▸ Description of the task
Write each record again exactly as it stands.

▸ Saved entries
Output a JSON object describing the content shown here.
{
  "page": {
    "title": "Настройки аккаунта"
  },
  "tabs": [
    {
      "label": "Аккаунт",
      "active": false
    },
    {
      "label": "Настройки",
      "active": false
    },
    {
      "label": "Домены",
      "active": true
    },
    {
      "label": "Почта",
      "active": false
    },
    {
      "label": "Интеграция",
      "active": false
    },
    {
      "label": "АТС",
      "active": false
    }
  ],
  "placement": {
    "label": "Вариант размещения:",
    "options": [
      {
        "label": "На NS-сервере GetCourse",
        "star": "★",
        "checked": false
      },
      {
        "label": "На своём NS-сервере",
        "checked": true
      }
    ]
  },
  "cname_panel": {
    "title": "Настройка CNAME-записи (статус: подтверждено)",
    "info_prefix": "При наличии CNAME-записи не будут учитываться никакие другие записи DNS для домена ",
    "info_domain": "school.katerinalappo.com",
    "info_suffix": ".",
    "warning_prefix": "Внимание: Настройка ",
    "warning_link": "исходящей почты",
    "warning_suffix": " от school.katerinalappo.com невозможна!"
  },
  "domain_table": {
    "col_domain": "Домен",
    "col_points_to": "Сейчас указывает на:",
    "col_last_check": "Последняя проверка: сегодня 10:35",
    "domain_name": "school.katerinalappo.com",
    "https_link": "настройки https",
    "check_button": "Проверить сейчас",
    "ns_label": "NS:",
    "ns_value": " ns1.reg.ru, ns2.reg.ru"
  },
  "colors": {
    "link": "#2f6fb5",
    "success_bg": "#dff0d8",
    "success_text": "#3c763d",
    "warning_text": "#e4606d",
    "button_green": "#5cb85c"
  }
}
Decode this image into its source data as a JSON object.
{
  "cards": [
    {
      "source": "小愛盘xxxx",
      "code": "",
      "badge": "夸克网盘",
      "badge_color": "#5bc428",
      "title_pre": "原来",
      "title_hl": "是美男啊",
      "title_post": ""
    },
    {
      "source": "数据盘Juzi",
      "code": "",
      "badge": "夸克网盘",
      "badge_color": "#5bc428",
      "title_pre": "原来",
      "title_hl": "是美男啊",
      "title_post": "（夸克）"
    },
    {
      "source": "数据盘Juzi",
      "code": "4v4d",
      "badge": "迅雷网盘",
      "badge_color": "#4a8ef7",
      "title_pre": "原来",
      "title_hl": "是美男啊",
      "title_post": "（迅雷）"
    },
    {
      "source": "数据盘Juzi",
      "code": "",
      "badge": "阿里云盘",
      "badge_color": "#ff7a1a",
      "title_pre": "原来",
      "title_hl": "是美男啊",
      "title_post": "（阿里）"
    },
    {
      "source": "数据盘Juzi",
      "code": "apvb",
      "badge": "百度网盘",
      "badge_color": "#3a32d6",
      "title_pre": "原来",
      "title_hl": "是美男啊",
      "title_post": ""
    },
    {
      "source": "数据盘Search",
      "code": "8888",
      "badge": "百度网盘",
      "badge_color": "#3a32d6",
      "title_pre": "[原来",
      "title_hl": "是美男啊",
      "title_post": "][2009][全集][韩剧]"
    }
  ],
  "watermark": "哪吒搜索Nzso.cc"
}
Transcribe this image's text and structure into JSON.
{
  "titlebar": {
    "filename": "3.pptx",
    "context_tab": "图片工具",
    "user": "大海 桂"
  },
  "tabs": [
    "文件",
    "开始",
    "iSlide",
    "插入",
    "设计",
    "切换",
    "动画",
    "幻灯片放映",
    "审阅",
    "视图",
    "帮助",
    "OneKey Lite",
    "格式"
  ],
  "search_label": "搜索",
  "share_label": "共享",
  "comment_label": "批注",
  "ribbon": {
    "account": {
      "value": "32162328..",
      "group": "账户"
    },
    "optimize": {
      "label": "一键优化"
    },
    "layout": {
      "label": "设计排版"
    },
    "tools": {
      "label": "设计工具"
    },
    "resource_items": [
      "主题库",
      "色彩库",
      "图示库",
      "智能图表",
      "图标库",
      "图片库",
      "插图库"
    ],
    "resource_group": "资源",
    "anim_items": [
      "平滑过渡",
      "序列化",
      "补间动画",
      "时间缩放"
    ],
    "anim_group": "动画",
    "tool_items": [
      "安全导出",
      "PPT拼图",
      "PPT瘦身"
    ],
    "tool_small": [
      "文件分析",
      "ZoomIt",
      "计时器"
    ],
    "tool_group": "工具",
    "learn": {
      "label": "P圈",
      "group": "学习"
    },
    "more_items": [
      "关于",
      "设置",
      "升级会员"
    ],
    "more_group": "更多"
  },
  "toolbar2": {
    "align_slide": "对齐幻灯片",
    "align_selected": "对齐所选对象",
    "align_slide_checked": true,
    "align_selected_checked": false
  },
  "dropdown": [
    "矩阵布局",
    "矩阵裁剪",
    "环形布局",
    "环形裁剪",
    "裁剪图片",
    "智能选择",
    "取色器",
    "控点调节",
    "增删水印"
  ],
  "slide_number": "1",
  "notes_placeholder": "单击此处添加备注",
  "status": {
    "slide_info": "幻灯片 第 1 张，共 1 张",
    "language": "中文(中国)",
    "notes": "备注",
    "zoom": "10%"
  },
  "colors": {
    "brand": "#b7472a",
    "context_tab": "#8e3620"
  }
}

▸ Exercise solution
Output a JSON object describing the content shown here.
{
  "page": {
    "title": "Настройки аккаунта"
  },
  "tabs": [
    {
      "label": "Аккаунт",
      "active": false
    },
    {
      "label": "Настройки",
      "active": false
    },
    {
      "label": "Домены",
      "active": true
    },
    {
      "label": "Почта",
      "active": false
    },
    {
      "label": "Интеграция",
      "active": false
    },
    {
      "label": "АТС",
      "active": false
    }
  ],
  "placement": {
    "label": "Вариант размещения:",
    "options": [
      {
        "label": "На NS-сервере GetCourse",
        "star": "★",
        "checked": false
      },
      {
        "label": "На своём NS-сервере",
        "checked": true
      }
    ]
  },
  "cname_panel": {
    "title": "Настройка CNAME-записи (статус: подтверждено)",
    "info_prefix": "При наличии CNAME-записи не будут учитываться никакие другие записи DNS для домена ",
    "info_domain": "school.katerinalappo.com",
    "info_suffix": ".",
    "warning_prefix": "Внимание: Настройка ",
    "warning_link": "исходящей почты",
    "warning_suffix": " от school.katerinalappo.com невозможна!"
  },
  "domain_table": {
    "col_domain": "Домен",
    "col_points_to": "Сейчас указывает на:",
    "col_last_check": "Последняя проверка: сегодня 10:35",
    "domain_name": "school.katerinalappo.com",
    "https_link": "настройки https",
    "check_button": "Проверить сейчас",
    "ns_label": "NS:",
    "ns_value": " ns1.reg.ru, ns2.reg.ru"
  },
  "colors": {
    "link": "#2f6fb5",
    "success_bg": "#dff0d8",
    "success_text": "#3c763d",
    "warning_text": "#e4606d",
    "button_green": "#5cb85c"
  }
}
Decode this image into its source data as a JSON object.
{
  "cards": [
    {
      "source": "小愛盘xxxx",
      "code": "",
      "badge": "夸克网盘",
      "badge_color": "#5bc428",
      "title_pre": "原来",
      "title_hl": "是美男啊",
      "title_post": ""
    },
    {
      "source": "数据盘Juzi",
      "code": "",
      "badge": "夸克网盘",
      "badge_color": "#5bc428",
      "title_pre": "原来",
      "title_hl": "是美男啊",
      "title_post": "（夸克）"
    },
    {
      "source": "数据盘Juzi",
      "code": "4v4d",
      "badge": "迅雷网盘",
      "badge_color": "#4a8ef7",
      "title_pre": "原来",
      "title_hl": "是美男啊",
      "title_post": "（迅雷）"
    },
    {
      "source": "数据盘Juzi",
      "code": "",
      "badge": "阿里云盘",
      "badge_color": "#ff7a1a",
      "title_pre": "原来",
      "title_hl": "是美男啊",
      "title_post": "（阿里）"
    },
    {
      "source": "数据盘Juzi",
      "code": "apvb",
      "badge": "百度网盘",
      "badge_color": "#3a32d6",
      "title_pre": "原来",
      "title_hl": "是美男啊",
      "title_post": ""
    },
    {
      "source": "数据盘Search",
      "code": "8888",
      "badge": "百度网盘",
      "badge_color": "#3a32d6",
      "title_pre": "[原来",
      "title_hl": "是美男啊",
      "title_post": "][2009][全集][韩剧]"
    }
  ],
  "watermark": "哪吒搜索Nzso.cc"
}
Transcribe this image's text and structure into JSON.
{
  "titlebar": {
    "filename": "3.pptx",
    "context_tab": "图片工具",
    "user": "大海 桂"
  },
  "tabs": [
    "文件",
    "开始",
    "iSlide",
    "插入",
    "设计",
    "切换",
    "动画",
    "幻灯片放映",
    "审阅",
    "视图",
    "帮助",
    "OneKey Lite",
    "格式"
  ],
  "search_label": "搜索",
  "share_label": "共享",
  "comment_label": "批注",
  "ribbon": {
    "account": {
      "value": "32162328..",
      "group": "账户"
    },
    "optimize": {
      "label": "一键优化"
    },
    "layout": {
      "label": "设计排版"
    },
    "tools": {
      "label": "设计工具"
    },
    "resource_items": [
      "主题库",
      "色彩库",
      "图示库",
      "智能图表",
      "图标库",
      "图片库",
      "插图库"
    ],
    "resource_group": "资源",
    "anim_items": [
      "平滑过渡",
      "序列化",
      "补间动画",
      "时间缩放"
    ],
    "anim_group": "动画",
    "tool_items": [
      "安全导出",
      "PPT拼图",
      "PPT瘦身"
    ],
    "tool_small": [
      "文件分析",
      "ZoomIt",
      "计时器"
    ],
    "tool_group": "工具",
    "learn": {
      "label": "P圈",
      "group": "学习"
    },
    "more_items": [
      "关于",
      "设置",
      "升级会员"
    ],
    "more_group": "更多"
  },
  "toolbar2": {
    "align_slide": "对齐幻灯片",
    "align_selected": "对齐所选对象",
    "align_slide_checked": true,
    "align_selected_checked": false
  },
  "dropdown": [
    "矩阵布局",
    "矩阵裁剪",
    "环形布局",
    "环形裁剪",
    "裁剪图片",
    "智能选择",
    "取色器",
    "控点调节",
    "增删水印"
  ],
  "slide_number": "1",
  "notes_placeholder": "单击此处添加备注",
  "status": {
    "slide_info": "幻灯片 第 1 张，共 1 张",
    "language": "中文(中国)",
    "notes": "备注",
    "zoom": "10%"
  },
  "colors": {
    "brand": "#b7472a",
    "context_tab": "#8e3620"
  }
}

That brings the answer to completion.